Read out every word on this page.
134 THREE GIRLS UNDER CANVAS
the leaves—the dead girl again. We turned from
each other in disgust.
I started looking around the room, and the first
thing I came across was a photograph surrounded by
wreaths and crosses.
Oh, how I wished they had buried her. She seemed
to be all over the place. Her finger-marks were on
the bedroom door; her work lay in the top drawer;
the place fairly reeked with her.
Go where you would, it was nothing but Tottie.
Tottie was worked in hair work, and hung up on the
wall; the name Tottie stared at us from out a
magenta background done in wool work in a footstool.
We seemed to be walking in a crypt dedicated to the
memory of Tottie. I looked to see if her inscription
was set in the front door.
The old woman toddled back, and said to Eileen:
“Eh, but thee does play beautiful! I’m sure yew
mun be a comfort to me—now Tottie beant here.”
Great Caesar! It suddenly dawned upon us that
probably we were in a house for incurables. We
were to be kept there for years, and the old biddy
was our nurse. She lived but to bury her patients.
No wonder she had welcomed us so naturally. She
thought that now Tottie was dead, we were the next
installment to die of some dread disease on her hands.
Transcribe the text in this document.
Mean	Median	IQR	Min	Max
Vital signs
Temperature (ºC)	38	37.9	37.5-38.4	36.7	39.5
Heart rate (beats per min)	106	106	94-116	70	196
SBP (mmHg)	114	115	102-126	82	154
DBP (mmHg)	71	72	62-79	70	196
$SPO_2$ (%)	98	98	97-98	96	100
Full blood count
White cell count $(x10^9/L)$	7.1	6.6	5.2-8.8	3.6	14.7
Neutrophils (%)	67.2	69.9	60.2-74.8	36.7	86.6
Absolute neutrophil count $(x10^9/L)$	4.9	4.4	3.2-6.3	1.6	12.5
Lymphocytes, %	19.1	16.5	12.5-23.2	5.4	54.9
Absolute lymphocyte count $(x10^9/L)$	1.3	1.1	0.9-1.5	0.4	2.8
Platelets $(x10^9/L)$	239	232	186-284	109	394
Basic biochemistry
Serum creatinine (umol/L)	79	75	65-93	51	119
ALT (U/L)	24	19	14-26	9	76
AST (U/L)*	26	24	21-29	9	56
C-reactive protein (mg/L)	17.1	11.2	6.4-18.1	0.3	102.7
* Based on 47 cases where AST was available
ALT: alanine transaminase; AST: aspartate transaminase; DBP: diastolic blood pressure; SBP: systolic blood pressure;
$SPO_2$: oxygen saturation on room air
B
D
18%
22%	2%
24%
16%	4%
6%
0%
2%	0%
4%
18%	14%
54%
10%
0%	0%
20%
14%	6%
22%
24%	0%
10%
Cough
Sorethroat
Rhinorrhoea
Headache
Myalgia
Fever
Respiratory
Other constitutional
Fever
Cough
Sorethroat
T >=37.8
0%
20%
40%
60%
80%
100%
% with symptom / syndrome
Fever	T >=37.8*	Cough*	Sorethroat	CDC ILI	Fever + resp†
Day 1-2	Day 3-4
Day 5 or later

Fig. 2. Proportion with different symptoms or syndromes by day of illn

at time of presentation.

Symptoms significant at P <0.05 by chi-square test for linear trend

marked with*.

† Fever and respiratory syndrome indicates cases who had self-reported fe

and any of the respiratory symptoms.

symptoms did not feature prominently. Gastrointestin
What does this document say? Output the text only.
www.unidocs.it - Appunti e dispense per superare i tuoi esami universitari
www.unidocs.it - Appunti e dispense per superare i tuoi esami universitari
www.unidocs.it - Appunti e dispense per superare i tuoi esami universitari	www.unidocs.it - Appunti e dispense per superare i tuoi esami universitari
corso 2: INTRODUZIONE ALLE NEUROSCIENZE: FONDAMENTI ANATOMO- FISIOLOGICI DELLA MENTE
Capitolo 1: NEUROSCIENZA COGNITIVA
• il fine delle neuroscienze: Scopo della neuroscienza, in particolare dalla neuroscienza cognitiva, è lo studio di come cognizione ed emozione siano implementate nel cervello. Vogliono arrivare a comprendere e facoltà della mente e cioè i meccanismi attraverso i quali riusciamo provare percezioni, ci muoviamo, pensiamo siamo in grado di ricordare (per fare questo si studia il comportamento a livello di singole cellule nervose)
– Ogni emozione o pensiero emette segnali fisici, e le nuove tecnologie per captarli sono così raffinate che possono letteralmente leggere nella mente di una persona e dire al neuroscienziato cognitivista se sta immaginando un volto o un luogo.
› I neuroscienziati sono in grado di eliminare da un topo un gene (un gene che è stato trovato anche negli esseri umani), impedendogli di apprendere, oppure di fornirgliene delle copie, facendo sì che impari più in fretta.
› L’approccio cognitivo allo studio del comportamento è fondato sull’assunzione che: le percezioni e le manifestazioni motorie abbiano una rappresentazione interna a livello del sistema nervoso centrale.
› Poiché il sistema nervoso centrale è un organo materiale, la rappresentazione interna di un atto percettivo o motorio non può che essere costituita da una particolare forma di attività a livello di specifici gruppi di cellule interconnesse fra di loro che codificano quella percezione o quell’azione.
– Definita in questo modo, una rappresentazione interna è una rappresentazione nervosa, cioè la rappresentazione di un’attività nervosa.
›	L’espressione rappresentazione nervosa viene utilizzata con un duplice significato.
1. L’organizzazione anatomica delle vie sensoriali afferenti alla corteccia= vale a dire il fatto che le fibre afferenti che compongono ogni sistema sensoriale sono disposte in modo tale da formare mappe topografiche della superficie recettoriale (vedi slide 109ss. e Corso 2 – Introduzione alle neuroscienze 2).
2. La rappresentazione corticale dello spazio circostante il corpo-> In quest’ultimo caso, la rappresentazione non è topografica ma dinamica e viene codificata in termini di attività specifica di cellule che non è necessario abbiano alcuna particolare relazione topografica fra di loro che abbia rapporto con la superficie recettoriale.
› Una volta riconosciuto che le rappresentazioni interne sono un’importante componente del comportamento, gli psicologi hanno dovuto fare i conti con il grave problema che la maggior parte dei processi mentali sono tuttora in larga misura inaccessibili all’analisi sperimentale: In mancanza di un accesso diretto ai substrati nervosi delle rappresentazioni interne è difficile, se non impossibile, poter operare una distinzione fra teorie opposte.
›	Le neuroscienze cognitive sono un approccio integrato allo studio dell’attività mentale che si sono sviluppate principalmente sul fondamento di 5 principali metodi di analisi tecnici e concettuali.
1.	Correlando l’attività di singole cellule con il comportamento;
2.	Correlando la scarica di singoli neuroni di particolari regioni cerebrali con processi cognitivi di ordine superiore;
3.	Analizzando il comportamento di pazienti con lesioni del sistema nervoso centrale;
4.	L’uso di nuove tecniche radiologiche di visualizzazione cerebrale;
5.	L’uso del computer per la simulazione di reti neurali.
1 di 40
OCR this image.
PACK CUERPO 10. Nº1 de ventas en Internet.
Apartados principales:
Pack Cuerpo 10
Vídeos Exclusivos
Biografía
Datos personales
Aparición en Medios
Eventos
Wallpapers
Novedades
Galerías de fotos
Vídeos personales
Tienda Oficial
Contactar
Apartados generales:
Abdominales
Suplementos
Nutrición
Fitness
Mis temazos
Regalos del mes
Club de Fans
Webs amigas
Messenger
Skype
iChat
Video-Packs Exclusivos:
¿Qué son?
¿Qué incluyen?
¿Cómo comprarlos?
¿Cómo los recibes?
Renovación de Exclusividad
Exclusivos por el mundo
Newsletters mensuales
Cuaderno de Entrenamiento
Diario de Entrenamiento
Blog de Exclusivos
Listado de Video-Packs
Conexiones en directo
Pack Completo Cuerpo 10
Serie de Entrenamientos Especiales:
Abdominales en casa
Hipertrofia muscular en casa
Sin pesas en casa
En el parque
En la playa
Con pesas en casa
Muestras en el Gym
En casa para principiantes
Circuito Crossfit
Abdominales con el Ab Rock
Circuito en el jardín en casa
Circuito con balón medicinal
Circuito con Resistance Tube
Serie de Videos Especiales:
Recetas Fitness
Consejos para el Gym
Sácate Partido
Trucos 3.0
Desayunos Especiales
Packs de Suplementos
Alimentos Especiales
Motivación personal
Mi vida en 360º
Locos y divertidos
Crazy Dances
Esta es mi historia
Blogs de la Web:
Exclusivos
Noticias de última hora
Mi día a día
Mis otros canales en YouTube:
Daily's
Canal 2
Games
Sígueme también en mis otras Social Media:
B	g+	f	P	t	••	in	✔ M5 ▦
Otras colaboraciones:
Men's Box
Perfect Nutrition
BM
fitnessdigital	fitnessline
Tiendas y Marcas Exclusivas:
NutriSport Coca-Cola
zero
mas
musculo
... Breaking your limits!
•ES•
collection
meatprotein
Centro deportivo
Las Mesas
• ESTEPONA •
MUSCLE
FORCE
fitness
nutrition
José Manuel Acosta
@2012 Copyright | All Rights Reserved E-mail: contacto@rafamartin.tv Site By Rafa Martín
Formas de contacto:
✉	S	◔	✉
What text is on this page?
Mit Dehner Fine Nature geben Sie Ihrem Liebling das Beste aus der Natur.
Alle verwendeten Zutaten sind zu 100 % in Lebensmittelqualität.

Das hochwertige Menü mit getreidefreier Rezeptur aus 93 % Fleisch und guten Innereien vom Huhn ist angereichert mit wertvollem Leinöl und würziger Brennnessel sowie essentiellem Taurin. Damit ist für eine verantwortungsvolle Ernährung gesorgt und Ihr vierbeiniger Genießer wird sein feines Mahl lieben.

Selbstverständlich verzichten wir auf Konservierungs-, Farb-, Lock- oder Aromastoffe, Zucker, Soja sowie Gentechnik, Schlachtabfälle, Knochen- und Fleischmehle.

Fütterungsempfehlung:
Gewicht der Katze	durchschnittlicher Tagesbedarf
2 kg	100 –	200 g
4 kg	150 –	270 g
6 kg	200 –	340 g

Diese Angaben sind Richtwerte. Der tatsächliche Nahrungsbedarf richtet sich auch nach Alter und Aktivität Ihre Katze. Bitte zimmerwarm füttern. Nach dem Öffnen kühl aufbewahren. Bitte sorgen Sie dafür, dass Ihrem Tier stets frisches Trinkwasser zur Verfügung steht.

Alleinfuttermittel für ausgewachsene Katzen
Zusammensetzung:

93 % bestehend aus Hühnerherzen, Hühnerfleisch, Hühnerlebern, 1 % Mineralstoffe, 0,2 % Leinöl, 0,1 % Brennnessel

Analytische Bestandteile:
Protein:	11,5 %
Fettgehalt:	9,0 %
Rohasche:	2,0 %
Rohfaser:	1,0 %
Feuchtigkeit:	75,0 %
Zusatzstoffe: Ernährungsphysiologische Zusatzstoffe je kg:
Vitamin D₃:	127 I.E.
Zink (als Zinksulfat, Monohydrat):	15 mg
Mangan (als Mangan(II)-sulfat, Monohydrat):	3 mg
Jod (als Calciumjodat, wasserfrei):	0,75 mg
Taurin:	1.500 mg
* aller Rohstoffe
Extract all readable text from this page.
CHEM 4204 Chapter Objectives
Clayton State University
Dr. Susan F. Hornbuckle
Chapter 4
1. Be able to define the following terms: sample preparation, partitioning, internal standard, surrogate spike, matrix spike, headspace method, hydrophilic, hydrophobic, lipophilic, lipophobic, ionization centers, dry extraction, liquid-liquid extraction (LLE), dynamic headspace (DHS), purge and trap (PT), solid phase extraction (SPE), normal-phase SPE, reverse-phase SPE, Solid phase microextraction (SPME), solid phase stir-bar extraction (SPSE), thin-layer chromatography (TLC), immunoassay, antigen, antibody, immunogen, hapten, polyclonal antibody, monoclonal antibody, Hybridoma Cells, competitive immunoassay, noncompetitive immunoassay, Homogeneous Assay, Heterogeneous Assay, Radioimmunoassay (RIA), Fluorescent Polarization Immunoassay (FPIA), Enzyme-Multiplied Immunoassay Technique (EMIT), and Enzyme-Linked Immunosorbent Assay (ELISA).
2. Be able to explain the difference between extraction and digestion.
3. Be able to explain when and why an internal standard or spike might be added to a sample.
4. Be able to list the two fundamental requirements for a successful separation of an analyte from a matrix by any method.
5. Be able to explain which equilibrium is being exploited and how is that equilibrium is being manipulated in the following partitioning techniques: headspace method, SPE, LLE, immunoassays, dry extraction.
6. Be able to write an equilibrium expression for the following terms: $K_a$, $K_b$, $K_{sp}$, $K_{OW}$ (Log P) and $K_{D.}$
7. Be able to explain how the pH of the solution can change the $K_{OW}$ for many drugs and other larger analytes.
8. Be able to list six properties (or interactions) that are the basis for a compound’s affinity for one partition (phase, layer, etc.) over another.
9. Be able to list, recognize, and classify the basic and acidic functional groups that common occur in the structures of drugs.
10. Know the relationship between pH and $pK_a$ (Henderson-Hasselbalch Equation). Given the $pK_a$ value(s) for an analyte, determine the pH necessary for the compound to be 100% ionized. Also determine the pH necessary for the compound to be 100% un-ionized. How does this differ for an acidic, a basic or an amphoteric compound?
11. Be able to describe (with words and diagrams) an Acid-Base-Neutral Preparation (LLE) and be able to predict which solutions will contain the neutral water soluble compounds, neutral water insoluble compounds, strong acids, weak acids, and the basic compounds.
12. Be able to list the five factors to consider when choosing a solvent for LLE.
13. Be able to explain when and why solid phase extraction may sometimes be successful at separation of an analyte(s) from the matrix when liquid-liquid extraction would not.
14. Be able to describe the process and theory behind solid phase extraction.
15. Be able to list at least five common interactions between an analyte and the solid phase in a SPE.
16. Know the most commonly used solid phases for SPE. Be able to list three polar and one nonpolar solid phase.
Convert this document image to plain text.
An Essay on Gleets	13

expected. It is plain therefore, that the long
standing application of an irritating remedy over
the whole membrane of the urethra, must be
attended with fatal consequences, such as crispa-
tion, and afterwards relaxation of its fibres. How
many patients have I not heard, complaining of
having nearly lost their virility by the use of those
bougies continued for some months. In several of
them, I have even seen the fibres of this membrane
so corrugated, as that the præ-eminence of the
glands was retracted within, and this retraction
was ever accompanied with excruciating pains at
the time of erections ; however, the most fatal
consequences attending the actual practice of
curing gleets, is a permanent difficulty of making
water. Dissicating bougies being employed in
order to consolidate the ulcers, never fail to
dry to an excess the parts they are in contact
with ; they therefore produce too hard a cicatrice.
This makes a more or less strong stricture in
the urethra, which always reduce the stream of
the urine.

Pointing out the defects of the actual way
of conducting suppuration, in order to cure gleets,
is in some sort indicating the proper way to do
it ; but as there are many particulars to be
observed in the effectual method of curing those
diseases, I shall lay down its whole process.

→ **Task directions**: Within the listing above, filter for lines holding the string "partitioning" and copy each one.

→ **Result for this task**:
1. Be able to define the following terms: sample preparation, partitioning, internal standard, surrogate spike, matrix spike, headspace method, hydrophilic, hydrophobic, lipophilic, lipophobic, ionization centers, dry extraction, liquid-liquid extraction (LLE), dynamic headspace (DHS), purge and trap (PT), solid phase extraction (SPE), normal-phase SPE, reverse-phase SPE, Solid phase microextraction (SPME), solid phase stir-bar extraction (SPSE), thin-layer chromatography (TLC), immunoassay, antigen, antibody, immunogen, hapten, polyclonal antibody, monoclonal antibody, Hybridoma Cells, competitive immunoassay, noncompetitive immunoassay, Homogeneous Assay, Heterogeneous Assay, Radioimmunoassay (RIA), Fluorescent Polarization Immunoassay (FPIA), Enzyme-Multiplied Immunoassay Technique (EMIT), and Enzyme-Linked Immunosorbent Assay (ELISA).
5. Be able to explain which equilibrium is being exploited and how is that equilibrium is being manipulated in the following partitioning techniques: headspace method, SPE, LLE, immunoassays, dry extraction.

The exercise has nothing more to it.